BRIEF: Exactly reproduce all the records, keeping pictures out of the copy.

RECORDS SUPPLIED:
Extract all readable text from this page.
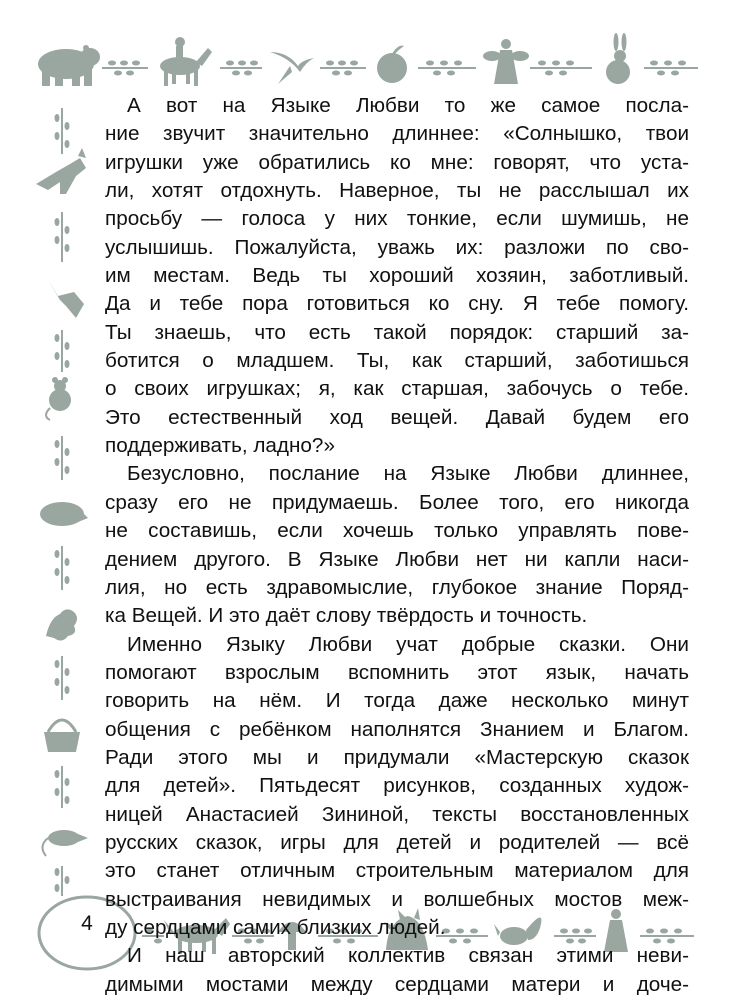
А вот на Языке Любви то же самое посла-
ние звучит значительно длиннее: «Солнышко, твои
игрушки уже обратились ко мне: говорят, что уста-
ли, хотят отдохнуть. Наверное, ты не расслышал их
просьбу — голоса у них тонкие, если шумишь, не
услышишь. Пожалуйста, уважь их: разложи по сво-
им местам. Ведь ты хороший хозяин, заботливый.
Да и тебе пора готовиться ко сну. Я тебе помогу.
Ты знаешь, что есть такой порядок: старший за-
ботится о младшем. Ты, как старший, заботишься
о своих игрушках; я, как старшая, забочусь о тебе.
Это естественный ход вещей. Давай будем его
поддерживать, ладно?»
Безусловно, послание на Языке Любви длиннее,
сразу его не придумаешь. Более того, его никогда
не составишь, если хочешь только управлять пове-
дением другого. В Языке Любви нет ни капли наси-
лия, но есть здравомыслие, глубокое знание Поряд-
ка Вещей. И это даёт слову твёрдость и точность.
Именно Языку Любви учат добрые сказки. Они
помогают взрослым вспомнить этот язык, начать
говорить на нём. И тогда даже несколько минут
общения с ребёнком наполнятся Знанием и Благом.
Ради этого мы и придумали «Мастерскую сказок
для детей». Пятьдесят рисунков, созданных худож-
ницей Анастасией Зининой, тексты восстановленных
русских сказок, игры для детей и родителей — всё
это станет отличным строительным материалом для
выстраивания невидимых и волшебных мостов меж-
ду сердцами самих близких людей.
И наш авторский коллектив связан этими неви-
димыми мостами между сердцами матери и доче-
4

THE OUTPUT:
Extract all readable text from this page.
А вот на Языке Любви то же самое посла-
ние звучит значительно длиннее: «Солнышко, твои
игрушки уже обратились ко мне: говорят, что уста-
ли, хотят отдохнуть. Наверное, ты не расслышал их
просьбу — голоса у них тонкие, если шумишь, не
услышишь. Пожалуйста, уважь их: разложи по сво-
им местам. Ведь ты хороший хозяин, заботливый.
Да и тебе пора готовиться ко сну. Я тебе помогу.
Ты знаешь, что есть такой порядок: старший за-
ботится о младшем. Ты, как старший, заботишься
о своих игрушках; я, как старшая, забочусь о тебе.
Это естественный ход вещей. Давай будем его
поддерживать, ладно?»
Безусловно, послание на Языке Любви длиннее,
сразу его не придумаешь. Более того, его никогда
не составишь, если хочешь только управлять пове-
дением другого. В Языке Любви нет ни капли наси-
лия, но есть здравомыслие, глубокое знание Поряд-
ка Вещей. И это даёт слову твёрдость и точность.
Именно Языку Любви учат добрые сказки. Они
помогают взрослым вспомнить этот язык, начать
говорить на нём. И тогда даже несколько минут
общения с ребёнком наполнятся Знанием и Благом.
Ради этого мы и придумали «Мастерскую сказок
для детей». Пятьдесят рисунков, созданных худож-
ницей Анастасией Зининой, тексты восстановленных
русских сказок, игры для детей и родителей — всё
это станет отличным строительным материалом для
выстраивания невидимых и волшебных мостов меж-
ду сердцами самих близких людей.
И наш авторский коллектив связан этими неви-
димыми мостами между сердцами матери и доче-
4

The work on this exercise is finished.